→ **Directive**
Write out every one of the items below word for word, keeping each line unchanged and in its original order.

-- start --

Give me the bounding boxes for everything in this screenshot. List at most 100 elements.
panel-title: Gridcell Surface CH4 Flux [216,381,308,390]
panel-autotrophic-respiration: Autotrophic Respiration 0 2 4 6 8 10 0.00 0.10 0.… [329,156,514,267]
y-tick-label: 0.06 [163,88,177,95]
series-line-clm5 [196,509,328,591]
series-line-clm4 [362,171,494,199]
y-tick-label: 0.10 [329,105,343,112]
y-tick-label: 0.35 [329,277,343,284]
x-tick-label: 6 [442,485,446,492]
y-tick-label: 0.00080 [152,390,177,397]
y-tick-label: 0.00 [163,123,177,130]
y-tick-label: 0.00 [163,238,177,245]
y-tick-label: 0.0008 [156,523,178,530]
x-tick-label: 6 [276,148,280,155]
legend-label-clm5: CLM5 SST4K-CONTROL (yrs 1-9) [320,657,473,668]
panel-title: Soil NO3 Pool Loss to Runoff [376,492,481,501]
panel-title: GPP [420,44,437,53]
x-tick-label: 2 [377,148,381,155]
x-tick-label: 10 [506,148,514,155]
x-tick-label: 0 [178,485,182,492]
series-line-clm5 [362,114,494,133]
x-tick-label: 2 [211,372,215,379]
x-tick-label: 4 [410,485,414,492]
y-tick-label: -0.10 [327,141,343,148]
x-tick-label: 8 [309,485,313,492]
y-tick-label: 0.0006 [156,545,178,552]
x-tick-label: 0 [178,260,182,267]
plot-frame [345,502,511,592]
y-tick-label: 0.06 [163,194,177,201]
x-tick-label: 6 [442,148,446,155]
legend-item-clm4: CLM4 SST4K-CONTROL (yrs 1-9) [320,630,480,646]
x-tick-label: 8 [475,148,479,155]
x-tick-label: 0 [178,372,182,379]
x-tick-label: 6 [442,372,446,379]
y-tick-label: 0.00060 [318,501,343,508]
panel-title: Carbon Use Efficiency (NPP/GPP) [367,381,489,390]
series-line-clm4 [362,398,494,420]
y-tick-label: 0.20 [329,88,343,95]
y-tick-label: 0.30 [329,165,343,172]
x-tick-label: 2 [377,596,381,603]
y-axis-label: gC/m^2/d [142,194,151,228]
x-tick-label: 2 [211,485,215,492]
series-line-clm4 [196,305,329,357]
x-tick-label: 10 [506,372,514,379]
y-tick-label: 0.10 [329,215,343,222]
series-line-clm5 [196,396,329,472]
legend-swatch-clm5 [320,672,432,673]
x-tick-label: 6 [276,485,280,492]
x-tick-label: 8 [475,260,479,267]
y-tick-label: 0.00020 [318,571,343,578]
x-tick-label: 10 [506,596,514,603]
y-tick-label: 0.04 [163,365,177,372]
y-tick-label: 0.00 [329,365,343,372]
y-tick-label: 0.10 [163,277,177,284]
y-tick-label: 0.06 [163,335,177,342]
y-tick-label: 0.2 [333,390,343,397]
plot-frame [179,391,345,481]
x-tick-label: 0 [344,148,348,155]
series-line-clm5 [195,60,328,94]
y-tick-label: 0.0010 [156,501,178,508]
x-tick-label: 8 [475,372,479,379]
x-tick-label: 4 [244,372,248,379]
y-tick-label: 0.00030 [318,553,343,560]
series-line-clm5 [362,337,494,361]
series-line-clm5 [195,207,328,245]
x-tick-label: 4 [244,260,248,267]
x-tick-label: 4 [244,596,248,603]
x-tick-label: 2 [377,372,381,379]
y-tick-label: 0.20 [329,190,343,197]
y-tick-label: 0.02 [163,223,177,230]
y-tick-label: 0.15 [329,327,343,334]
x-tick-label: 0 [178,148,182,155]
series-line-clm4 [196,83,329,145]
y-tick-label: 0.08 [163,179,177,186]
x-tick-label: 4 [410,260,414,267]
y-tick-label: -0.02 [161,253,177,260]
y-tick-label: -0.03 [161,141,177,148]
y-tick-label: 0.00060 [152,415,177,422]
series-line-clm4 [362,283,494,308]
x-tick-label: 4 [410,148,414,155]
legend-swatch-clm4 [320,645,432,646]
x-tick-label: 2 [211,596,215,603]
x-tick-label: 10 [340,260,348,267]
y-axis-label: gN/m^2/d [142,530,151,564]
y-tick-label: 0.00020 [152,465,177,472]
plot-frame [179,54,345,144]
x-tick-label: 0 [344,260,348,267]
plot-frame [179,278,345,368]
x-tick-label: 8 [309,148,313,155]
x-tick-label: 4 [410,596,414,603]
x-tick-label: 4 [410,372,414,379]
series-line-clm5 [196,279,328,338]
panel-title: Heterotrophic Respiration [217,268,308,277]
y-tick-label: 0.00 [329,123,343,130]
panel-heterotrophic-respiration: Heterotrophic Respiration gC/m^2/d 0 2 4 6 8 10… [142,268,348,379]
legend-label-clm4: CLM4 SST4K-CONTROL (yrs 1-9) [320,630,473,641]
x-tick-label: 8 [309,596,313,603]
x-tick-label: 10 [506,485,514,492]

-- end --

→ **Worked solution**
Give me the bounding boxes for everything in this screenshot. List at most 100 elements.
panel-title: Gridcell Surface CH4 Flux [216,381,308,390]
panel-autotrophic-respiration: Autotrophic Respiration 0 2 4 6 8 10 0.00 0.10 0.… [329,156,514,267]
y-tick-label: 0.06 [163,88,177,95]
series-line-clm5 [196,509,328,591]
series-line-clm4 [362,171,494,199]
y-tick-label: 0.10 [329,105,343,112]
y-tick-label: 0.35 [329,277,343,284]
x-tick-label: 6 [442,485,446,492]
y-tick-label: 0.00080 [152,390,177,397]
y-tick-label: 0.00 [163,123,177,130]
y-tick-label: 0.00 [163,238,177,245]
y-tick-label: 0.0008 [156,523,178,530]
x-tick-label: 6 [276,148,280,155]
legend-label-clm5: CLM5 SST4K-CONTROL (yrs 1-9) [320,657,473,668]
panel-title: Soil NO3 Pool Loss to Runoff [376,492,481,501]
panel-title: GPP [420,44,437,53]
x-tick-label: 2 [377,148,381,155]
x-tick-label: 10 [506,148,514,155]
x-tick-label: 0 [178,485,182,492]
series-line-clm5 [362,114,494,133]
x-tick-label: 2 [211,372,215,379]
x-tick-label: 4 [410,485,414,492]
y-tick-label: -0.10 [327,141,343,148]
x-tick-label: 8 [309,485,313,492]
y-tick-label: 0.0006 [156,545,178,552]
x-tick-label: 0 [178,260,182,267]
plot-frame [345,502,511,592]
y-tick-label: 0.06 [163,194,177,201]
x-tick-label: 6 [442,148,446,155]
legend-item-clm4: CLM4 SST4K-CONTROL (yrs 1-9) [320,630,480,646]
x-tick-label: 8 [475,148,479,155]
x-tick-label: 0 [178,372,182,379]
x-tick-label: 6 [442,372,446,379]
y-tick-label: 0.00060 [318,501,343,508]
panel-title: Carbon Use Efficiency (NPP/GPP) [367,381,489,390]
series-line-clm4 [362,398,494,420]
y-tick-label: 0.20 [329,88,343,95]
y-tick-label: 0.30 [329,165,343,172]
x-tick-label: 2 [377,596,381,603]
y-axis-label: gC/m^2/d [142,194,151,228]
x-tick-label: 2 [211,485,215,492]
series-line-clm4 [196,305,329,357]
x-tick-label: 10 [506,372,514,379]
y-tick-label: 0.10 [329,215,343,222]
series-line-clm5 [196,396,329,472]
legend-swatch-clm5 [320,672,432,673]
x-tick-label: 6 [276,485,280,492]
x-tick-label: 8 [475,260,479,267]
y-tick-label: 0.00020 [318,571,343,578]
x-tick-label: 10 [506,596,514,603]
y-tick-label: 0.04 [163,365,177,372]
y-tick-label: 0.00 [329,365,343,372]
y-tick-label: 0.10 [163,277,177,284]
y-tick-label: 0.06 [163,335,177,342]
y-tick-label: 0.2 [333,390,343,397]
plot-frame [179,391,345,481]
x-tick-label: 0 [344,148,348,155]
series-line-clm5 [195,60,328,94]
y-tick-label: 0.0010 [156,501,178,508]
x-tick-label: 8 [475,372,479,379]
x-tick-label: 4 [244,372,248,379]
y-tick-label: 0.00030 [318,553,343,560]
series-line-clm5 [362,337,494,361]
series-line-clm5 [195,207,328,245]
x-tick-label: 4 [244,260,248,267]
x-tick-label: 4 [244,596,248,603]
x-tick-label: 2 [377,372,381,379]
y-tick-label: 0.20 [329,190,343,197]
y-tick-label: 0.02 [163,223,177,230]
y-tick-label: 0.15 [329,327,343,334]
x-tick-label: 0 [178,148,182,155]
series-line-clm4 [196,83,329,145]
y-tick-label: 0.08 [163,179,177,186]
x-tick-label: 4 [410,260,414,267]
y-tick-label: -0.02 [161,253,177,260]
y-tick-label: -0.03 [161,141,177,148]
y-tick-label: 0.00060 [152,415,177,422]
series-line-clm4 [362,283,494,308]
x-tick-label: 4 [410,148,414,155]
legend-swatch-clm4 [320,645,432,646]
x-tick-label: 2 [211,596,215,603]
x-tick-label: 10 [340,260,348,267]
y-axis-label: gN/m^2/d [142,530,151,564]
y-tick-label: 0.00020 [152,465,177,472]
plot-frame [179,54,345,144]
x-tick-label: 0 [344,260,348,267]
plot-frame [179,278,345,368]
x-tick-label: 8 [309,148,313,155]
x-tick-label: 4 [410,596,414,603]
x-tick-label: 4 [410,372,414,379]
series-line-clm5 [196,279,328,338]
panel-title: Heterotrophic Respiration [217,268,308,277]
y-tick-label: 0.00 [329,123,343,130]
panel-heterotrophic-respiration: Heterotrophic Respiration gC/m^2/d 0 2 4 6 8 10… [142,268,348,379]
legend-label-clm4: CLM4 SST4K-CONTROL (yrs 1-9) [320,630,473,641]
x-tick-label: 8 [309,596,313,603]
x-tick-label: 10 [506,485,514,492]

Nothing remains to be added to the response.